### PROBLEM TO WORK ON
Write out the full set of records below exactly.

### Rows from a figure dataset
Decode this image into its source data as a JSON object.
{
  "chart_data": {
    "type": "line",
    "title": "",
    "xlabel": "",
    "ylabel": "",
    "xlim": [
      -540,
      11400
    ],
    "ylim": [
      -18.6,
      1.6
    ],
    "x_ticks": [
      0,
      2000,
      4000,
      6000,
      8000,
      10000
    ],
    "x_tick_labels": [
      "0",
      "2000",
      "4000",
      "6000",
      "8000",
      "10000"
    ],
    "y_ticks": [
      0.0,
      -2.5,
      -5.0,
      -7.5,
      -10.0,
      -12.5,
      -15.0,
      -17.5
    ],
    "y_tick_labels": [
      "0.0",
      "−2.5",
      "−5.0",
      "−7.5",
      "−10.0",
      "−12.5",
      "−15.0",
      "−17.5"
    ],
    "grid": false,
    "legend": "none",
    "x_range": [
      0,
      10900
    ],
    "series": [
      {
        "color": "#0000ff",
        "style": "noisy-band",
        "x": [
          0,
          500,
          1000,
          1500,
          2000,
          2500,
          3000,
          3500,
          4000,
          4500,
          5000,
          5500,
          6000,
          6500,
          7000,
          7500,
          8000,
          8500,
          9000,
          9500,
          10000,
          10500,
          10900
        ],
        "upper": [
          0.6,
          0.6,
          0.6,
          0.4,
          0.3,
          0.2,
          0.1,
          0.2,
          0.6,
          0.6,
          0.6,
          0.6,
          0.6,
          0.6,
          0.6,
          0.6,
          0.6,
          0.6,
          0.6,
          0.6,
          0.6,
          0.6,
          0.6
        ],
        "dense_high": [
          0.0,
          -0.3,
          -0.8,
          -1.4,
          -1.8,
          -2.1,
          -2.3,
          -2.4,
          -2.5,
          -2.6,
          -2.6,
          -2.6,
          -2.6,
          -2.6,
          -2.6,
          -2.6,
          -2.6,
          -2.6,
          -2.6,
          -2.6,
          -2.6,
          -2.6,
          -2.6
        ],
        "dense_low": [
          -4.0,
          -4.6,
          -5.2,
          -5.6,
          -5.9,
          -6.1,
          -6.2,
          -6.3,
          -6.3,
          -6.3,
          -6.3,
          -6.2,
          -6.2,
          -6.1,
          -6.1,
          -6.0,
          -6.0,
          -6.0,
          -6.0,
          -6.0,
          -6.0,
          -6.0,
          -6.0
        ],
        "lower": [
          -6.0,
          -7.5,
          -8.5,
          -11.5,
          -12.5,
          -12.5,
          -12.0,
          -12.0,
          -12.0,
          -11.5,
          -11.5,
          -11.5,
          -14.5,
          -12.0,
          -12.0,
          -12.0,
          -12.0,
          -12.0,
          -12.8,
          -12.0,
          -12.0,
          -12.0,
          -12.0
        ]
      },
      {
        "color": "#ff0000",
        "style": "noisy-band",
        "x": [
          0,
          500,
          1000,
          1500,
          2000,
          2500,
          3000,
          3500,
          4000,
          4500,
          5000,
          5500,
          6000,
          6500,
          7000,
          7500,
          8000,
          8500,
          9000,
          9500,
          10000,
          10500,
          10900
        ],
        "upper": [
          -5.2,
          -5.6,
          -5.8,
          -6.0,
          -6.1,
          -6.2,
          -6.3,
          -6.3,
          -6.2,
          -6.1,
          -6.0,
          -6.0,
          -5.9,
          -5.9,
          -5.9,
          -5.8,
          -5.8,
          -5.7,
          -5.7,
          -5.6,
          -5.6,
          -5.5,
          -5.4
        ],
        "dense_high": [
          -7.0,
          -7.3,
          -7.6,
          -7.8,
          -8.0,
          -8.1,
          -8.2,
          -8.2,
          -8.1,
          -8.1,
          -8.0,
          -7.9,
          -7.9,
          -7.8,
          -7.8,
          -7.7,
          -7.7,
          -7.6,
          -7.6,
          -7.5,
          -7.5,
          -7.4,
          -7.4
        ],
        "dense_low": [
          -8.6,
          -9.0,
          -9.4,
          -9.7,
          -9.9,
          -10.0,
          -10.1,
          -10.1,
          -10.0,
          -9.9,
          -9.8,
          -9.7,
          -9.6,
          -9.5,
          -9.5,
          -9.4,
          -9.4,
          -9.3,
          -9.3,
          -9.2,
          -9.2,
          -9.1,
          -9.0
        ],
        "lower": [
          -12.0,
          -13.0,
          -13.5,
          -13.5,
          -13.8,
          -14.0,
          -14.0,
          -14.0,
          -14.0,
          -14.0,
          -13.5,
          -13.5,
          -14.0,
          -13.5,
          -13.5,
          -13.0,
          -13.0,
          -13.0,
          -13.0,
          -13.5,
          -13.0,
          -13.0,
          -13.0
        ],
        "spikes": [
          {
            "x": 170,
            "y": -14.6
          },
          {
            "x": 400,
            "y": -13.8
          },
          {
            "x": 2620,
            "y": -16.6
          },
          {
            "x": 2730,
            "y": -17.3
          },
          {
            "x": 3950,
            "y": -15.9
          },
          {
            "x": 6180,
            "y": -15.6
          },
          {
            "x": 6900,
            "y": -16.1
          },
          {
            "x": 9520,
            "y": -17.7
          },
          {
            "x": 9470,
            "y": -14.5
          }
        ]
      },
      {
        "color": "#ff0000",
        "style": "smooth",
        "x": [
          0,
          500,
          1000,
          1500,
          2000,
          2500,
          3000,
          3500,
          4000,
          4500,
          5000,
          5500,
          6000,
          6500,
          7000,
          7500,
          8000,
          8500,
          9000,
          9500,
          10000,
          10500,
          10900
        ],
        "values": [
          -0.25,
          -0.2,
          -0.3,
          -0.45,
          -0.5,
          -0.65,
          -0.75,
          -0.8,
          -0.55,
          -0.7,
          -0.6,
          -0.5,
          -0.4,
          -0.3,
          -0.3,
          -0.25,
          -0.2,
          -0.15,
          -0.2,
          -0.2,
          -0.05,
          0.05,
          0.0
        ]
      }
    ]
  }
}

### WORKED ANSWER
Decode this image into its source data as a JSON object.
{
  "chart_data": {
    "type": "line",
    "title": "",
    "xlabel": "",
    "ylabel": "",
    "xlim": [
      -540,
      11400
    ],
    "ylim": [
      -18.6,
      1.6
    ],
    "x_ticks": [
      0,
      2000,
      4000,
      6000,
      8000,
      10000
    ],
    "x_tick_labels": [
      "0",
      "2000",
      "4000",
      "6000",
      "8000",
      "10000"
    ],
    "y_ticks": [
      0.0,
      -2.5,
      -5.0,
      -7.5,
      -10.0,
      -12.5,
      -15.0,
      -17.5
    ],
    "y_tick_labels": [
      "0.0",
      "−2.5",
      "−5.0",
      "−7.5",
      "−10.0",
      "−12.5",
      "−15.0",
      "−17.5"
    ],
    "grid": false,
    "legend": "none",
    "x_range": [
      0,
      10900
    ],
    "series": [
      {
        "color": "#0000ff",
        "style": "noisy-band",
        "x": [
          0,
          500,
          1000,
          1500,
          2000,
          2500,
          3000,
          3500,
          4000,
          4500,
          5000,
          5500,
          6000,
          6500,
          7000,
          7500,
          8000,
          8500,
          9000,
          9500,
          10000,
          10500,
          10900
        ],
        "upper": [
          0.6,
          0.6,
          0.6,
          0.4,
          0.3,
          0.2,
          0.1,
          0.2,
          0.6,
          0.6,
          0.6,
          0.6,
          0.6,
          0.6,
          0.6,
          0.6,
          0.6,
          0.6,
          0.6,
          0.6,
          0.6,
          0.6,
          0.6
        ],
        "dense_high": [
          0.0,
          -0.3,
          -0.8,
          -1.4,
          -1.8,
          -2.1,
          -2.3,
          -2.4,
          -2.5,
          -2.6,
          -2.6,
          -2.6,
          -2.6,
          -2.6,
          -2.6,
          -2.6,
          -2.6,
          -2.6,
          -2.6,
          -2.6,
          -2.6,
          -2.6,
          -2.6
        ],
        "dense_low": [
          -4.0,
          -4.6,
          -5.2,
          -5.6,
          -5.9,
          -6.1,
          -6.2,
          -6.3,
          -6.3,
          -6.3,
          -6.3,
          -6.2,
          -6.2,
          -6.1,
          -6.1,
          -6.0,
          -6.0,
          -6.0,
          -6.0,
          -6.0,
          -6.0,
          -6.0,
          -6.0
        ],
        "lower": [
          -6.0,
          -7.5,
          -8.5,
          -11.5,
          -12.5,
          -12.5,
          -12.0,
          -12.0,
          -12.0,
          -11.5,
          -11.5,
          -11.5,
          -14.5,
          -12.0,
          -12.0,
          -12.0,
          -12.0,
          -12.0,
          -12.8,
          -12.0,
          -12.0,
          -12.0,
          -12.0
        ]
      },
      {
        "color": "#ff0000",
        "style": "noisy-band",
        "x": [
          0,
          500,
          1000,
          1500,
          2000,
          2500,
          3000,
          3500,
          4000,
          4500,
          5000,
          5500,
          6000,
          6500,
          7000,
          7500,
          8000,
          8500,
          9000,
          9500,
          10000,
          10500,
          10900
        ],
        "upper": [
          -5.2,
          -5.6,
          -5.8,
          -6.0,
          -6.1,
          -6.2,
          -6.3,
          -6.3,
          -6.2,
          -6.1,
          -6.0,
          -6.0,
          -5.9,
          -5.9,
          -5.9,
          -5.8,
          -5.8,
          -5.7,
          -5.7,
          -5.6,
          -5.6,
          -5.5,
          -5.4
        ],
        "dense_high": [
          -7.0,
          -7.3,
          -7.6,
          -7.8,
          -8.0,
          -8.1,
          -8.2,
          -8.2,
          -8.1,
          -8.1,
          -8.0,
          -7.9,
          -7.9,
          -7.8,
          -7.8,
          -7.7,
          -7.7,
          -7.6,
          -7.6,
          -7.5,
          -7.5,
          -7.4,
          -7.4
        ],
        "dense_low": [
          -8.6,
          -9.0,
          -9.4,
          -9.7,
          -9.9,
          -10.0,
          -10.1,
          -10.1,
          -10.0,
          -9.9,
          -9.8,
          -9.7,
          -9.6,
          -9.5,
          -9.5,
          -9.4,
          -9.4,
          -9.3,
          -9.3,
          -9.2,
          -9.2,
          -9.1,
          -9.0
        ],
        "lower": [
          -12.0,
          -13.0,
          -13.5,
          -13.5,
          -13.8,
          -14.0,
          -14.0,
          -14.0,
          -14.0,
          -14.0,
          -13.5,
          -13.5,
          -14.0,
          -13.5,
          -13.5,
          -13.0,
          -13.0,
          -13.0,
          -13.0,
          -13.5,
          -13.0,
          -13.0,
          -13.0
        ],
        "spikes": [
          {
            "x": 170,
            "y": -14.6
          },
          {
            "x": 400,
            "y": -13.8
          },
          {
            "x": 2620,
            "y": -16.6
          },
          {
            "x": 2730,
            "y": -17.3
          },
          {
            "x": 3950,
            "y": -15.9
          },
          {
            "x": 6180,
            "y": -15.6
          },
          {
            "x": 6900,
            "y": -16.1
          },
          {
            "x": 9520,
            "y": -17.7
          },
          {
            "x": 9470,
            "y": -14.5
          }
        ]
      },
      {
        "color": "#ff0000",
        "style": "smooth",
        "x": [
          0,
          500,
          1000,
          1500,
          2000,
          2500,
          3000,
          3500,
          4000,
          4500,
          5000,
          5500,
          6000,
          6500,
          7000,
          7500,
          8000,
          8500,
          9000,
          9500,
          10000,
          10500,
          10900
        ],
        "values": [
          -0.25,
          -0.2,
          -0.3,
          -0.45,
          -0.5,
          -0.65,
          -0.75,
          -0.8,
          -0.55,
          -0.7,
          -0.6,
          -0.5,
          -0.4,
          -0.3,
          -0.3,
          -0.25,
          -0.2,
          -0.15,
          -0.2,
          -0.2,
          -0.05,
          0.05,
          0.0
        ]
      }
    ]
  }
}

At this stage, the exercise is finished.